▶ _Directions for this task_: Count the lines of the listing that contain the string "Temperature", treating uppercase and lowercase letters as different, and give only the number.

▶ _Information shown_:
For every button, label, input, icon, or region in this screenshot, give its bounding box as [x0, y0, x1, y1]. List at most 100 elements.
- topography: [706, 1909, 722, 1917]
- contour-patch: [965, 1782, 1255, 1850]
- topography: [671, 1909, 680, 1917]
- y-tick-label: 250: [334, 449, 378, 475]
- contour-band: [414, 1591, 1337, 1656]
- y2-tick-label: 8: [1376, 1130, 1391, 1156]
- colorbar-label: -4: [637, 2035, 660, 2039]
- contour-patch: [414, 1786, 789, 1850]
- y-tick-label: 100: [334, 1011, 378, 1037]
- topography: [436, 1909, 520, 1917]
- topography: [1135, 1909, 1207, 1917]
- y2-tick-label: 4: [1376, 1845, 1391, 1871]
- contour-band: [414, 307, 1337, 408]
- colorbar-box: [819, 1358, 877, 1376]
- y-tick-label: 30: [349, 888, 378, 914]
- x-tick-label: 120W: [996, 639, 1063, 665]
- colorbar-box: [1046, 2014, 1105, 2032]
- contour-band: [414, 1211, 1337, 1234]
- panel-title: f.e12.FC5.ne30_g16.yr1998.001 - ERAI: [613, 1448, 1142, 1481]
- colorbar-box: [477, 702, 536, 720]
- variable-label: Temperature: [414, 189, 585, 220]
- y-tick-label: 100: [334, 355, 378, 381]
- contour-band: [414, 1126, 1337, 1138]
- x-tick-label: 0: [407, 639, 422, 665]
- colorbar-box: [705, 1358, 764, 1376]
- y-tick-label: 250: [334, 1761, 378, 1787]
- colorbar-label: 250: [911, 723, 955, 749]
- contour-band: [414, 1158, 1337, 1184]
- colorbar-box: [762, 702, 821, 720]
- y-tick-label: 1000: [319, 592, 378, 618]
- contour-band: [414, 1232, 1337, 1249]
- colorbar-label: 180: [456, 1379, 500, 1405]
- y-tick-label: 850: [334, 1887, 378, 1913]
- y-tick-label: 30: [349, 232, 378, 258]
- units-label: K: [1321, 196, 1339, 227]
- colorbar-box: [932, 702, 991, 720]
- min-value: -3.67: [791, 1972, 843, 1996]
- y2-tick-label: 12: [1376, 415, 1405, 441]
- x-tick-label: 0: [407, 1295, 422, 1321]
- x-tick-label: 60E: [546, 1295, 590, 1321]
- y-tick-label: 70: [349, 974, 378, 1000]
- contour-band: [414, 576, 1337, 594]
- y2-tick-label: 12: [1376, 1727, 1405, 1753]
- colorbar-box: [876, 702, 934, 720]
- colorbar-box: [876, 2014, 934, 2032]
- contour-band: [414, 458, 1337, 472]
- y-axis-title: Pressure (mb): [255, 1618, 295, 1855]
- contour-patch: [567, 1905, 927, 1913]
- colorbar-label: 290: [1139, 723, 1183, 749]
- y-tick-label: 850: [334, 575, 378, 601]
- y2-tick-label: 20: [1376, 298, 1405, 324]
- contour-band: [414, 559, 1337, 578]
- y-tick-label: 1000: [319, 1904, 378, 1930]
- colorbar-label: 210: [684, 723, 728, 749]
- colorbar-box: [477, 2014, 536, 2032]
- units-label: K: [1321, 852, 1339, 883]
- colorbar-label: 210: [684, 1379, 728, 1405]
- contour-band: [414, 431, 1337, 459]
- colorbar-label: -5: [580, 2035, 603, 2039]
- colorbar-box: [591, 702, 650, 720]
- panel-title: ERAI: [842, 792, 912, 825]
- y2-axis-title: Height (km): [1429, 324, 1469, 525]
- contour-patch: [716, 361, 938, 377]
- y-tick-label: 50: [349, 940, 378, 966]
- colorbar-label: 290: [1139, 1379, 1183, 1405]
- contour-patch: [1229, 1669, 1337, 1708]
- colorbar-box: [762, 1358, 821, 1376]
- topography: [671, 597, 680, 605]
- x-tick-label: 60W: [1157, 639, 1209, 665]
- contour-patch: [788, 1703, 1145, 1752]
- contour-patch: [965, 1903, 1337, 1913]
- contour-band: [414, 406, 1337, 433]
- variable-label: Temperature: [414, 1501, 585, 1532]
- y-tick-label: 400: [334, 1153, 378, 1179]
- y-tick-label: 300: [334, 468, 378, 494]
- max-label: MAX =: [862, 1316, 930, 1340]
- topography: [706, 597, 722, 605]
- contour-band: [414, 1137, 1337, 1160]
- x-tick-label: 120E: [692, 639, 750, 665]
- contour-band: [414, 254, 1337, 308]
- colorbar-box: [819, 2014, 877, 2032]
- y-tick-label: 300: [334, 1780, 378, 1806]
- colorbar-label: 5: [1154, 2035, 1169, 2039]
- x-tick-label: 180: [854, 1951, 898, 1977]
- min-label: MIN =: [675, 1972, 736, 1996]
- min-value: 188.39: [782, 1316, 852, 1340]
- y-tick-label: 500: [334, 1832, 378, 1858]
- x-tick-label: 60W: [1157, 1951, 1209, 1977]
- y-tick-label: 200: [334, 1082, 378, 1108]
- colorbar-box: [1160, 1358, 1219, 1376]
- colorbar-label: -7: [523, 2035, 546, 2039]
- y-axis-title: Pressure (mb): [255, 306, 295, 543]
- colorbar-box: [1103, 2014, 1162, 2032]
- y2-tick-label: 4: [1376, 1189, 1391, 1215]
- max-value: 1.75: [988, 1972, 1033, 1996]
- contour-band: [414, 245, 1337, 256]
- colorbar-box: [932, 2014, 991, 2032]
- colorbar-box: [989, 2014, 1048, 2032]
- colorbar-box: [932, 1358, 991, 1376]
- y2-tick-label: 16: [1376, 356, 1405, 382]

▶ _Written solution_: 2